>> Start DATA SUPPLIED

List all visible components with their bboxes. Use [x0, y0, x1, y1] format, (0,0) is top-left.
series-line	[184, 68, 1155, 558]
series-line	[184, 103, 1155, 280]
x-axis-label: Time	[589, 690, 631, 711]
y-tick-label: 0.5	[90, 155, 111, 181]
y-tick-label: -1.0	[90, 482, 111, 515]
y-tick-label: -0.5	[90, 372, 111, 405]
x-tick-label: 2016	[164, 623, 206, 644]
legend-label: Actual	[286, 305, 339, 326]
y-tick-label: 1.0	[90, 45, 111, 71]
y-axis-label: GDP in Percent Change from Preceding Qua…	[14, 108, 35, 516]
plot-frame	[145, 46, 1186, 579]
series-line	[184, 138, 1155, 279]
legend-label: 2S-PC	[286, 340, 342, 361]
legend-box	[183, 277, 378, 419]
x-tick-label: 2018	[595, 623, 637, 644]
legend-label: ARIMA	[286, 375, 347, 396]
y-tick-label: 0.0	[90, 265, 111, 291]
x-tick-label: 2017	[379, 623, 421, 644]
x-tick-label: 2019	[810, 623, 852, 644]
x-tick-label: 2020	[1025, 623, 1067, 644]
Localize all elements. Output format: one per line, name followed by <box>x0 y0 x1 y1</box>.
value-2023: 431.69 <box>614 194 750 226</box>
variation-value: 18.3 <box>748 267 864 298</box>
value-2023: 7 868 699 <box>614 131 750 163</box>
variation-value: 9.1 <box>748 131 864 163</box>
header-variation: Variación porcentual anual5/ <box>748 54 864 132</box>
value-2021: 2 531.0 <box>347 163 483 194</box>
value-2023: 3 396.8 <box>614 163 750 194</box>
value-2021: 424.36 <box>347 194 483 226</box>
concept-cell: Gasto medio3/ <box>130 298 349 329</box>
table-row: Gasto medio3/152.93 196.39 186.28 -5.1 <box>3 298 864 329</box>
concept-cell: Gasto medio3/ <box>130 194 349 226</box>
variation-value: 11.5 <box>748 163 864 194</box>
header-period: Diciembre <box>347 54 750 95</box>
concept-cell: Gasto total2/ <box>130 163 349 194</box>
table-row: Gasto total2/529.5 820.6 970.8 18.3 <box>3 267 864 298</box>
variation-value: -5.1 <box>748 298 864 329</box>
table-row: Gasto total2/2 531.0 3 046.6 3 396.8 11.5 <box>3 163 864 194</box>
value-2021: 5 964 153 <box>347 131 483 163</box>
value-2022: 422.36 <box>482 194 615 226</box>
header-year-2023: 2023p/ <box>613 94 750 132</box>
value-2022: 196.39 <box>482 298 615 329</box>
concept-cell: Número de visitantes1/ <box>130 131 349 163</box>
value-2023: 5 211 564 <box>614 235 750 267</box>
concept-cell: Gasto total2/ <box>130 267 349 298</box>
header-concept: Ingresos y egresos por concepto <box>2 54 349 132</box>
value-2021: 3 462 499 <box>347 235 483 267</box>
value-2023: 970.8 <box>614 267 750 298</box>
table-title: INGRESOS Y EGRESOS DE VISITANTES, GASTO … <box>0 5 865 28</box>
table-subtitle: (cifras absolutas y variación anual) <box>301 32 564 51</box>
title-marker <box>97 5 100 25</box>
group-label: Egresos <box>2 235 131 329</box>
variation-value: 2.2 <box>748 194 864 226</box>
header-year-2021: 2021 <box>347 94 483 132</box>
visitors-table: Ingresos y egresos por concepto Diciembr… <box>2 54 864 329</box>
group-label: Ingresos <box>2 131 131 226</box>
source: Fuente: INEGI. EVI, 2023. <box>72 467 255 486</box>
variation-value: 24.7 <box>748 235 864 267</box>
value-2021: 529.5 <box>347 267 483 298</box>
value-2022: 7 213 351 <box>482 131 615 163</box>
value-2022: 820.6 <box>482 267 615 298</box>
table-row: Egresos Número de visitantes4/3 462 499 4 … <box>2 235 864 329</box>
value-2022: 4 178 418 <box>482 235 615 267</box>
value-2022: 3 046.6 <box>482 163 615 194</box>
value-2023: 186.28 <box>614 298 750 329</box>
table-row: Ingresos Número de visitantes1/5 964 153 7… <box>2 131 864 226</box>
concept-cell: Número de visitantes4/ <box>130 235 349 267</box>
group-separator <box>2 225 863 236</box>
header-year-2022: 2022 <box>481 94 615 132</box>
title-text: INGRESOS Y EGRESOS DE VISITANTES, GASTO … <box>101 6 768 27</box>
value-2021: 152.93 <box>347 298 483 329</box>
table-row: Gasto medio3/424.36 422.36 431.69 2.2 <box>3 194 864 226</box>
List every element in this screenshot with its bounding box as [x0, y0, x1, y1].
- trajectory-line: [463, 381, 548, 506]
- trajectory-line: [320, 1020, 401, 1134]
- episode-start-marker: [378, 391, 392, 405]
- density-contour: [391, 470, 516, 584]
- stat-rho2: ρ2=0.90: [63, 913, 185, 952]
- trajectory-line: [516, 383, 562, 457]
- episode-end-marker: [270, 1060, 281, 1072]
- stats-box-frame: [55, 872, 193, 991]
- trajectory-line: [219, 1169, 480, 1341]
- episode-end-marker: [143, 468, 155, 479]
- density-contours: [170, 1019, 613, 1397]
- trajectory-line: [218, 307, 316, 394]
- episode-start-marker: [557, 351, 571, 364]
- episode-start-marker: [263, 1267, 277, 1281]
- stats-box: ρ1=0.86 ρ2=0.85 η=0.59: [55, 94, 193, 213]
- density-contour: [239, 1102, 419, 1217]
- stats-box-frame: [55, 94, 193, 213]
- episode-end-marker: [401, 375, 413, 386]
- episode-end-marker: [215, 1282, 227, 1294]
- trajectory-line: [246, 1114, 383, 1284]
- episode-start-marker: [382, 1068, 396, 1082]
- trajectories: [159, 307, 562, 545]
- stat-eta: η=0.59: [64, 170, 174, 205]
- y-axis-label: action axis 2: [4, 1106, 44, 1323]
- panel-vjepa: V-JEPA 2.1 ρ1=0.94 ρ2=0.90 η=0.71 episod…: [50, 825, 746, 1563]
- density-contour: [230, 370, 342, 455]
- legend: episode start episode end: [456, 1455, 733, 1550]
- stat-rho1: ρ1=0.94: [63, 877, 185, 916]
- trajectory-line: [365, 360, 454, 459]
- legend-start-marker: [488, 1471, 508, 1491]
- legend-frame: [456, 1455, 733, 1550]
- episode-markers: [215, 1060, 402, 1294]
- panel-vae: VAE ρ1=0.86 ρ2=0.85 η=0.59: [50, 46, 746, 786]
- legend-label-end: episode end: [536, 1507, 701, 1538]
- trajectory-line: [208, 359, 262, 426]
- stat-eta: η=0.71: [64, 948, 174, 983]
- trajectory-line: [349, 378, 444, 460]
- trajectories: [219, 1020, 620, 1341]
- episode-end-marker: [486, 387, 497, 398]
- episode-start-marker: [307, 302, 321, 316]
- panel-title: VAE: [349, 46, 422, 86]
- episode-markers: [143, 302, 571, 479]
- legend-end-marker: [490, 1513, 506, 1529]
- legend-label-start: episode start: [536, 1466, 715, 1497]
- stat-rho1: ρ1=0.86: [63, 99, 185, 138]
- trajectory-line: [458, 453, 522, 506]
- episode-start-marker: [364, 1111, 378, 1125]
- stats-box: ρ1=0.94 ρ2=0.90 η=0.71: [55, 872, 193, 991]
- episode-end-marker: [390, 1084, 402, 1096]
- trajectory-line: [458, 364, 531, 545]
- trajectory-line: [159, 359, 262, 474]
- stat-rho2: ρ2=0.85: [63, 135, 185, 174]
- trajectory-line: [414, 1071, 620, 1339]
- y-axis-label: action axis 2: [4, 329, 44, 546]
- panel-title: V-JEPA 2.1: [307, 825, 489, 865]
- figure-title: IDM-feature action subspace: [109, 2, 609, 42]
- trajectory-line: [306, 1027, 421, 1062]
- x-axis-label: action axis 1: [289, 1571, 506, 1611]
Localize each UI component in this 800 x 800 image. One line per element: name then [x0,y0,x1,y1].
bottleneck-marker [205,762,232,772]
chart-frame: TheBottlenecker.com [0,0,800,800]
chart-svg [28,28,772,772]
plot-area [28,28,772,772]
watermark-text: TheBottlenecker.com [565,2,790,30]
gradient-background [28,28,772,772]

>> End DATA SUPPLIED

Rewrite the material from its start through the line containing "623, 637, 644]", changing "series-line" to "data-line" everywhere in those lines and keeping the rest the same.

**FINAL RESULT**
List all visible components with their bboxes. Use [x0, y0, x1, y1] format, (0,0) is top-left.
data-line	[184, 68, 1155, 558]
data-line	[184, 103, 1155, 280]
x-axis-label: Time	[589, 690, 631, 711]
y-tick-label: 0.5	[90, 155, 111, 181]
y-tick-label: -1.0	[90, 482, 111, 515]
y-tick-label: -0.5	[90, 372, 111, 405]
x-tick-label: 2016	[164, 623, 206, 644]
legend-label: Actual	[286, 305, 339, 326]
y-tick-label: 1.0	[90, 45, 111, 71]
y-axis-label: GDP in Percent Change from Preceding Qua…	[14, 108, 35, 516]
plot-frame	[145, 46, 1186, 579]
data-line	[184, 138, 1155, 279]
legend-label: 2S-PC	[286, 340, 342, 361]
legend-box	[183, 277, 378, 419]
x-tick-label: 2018	[595, 623, 637, 644]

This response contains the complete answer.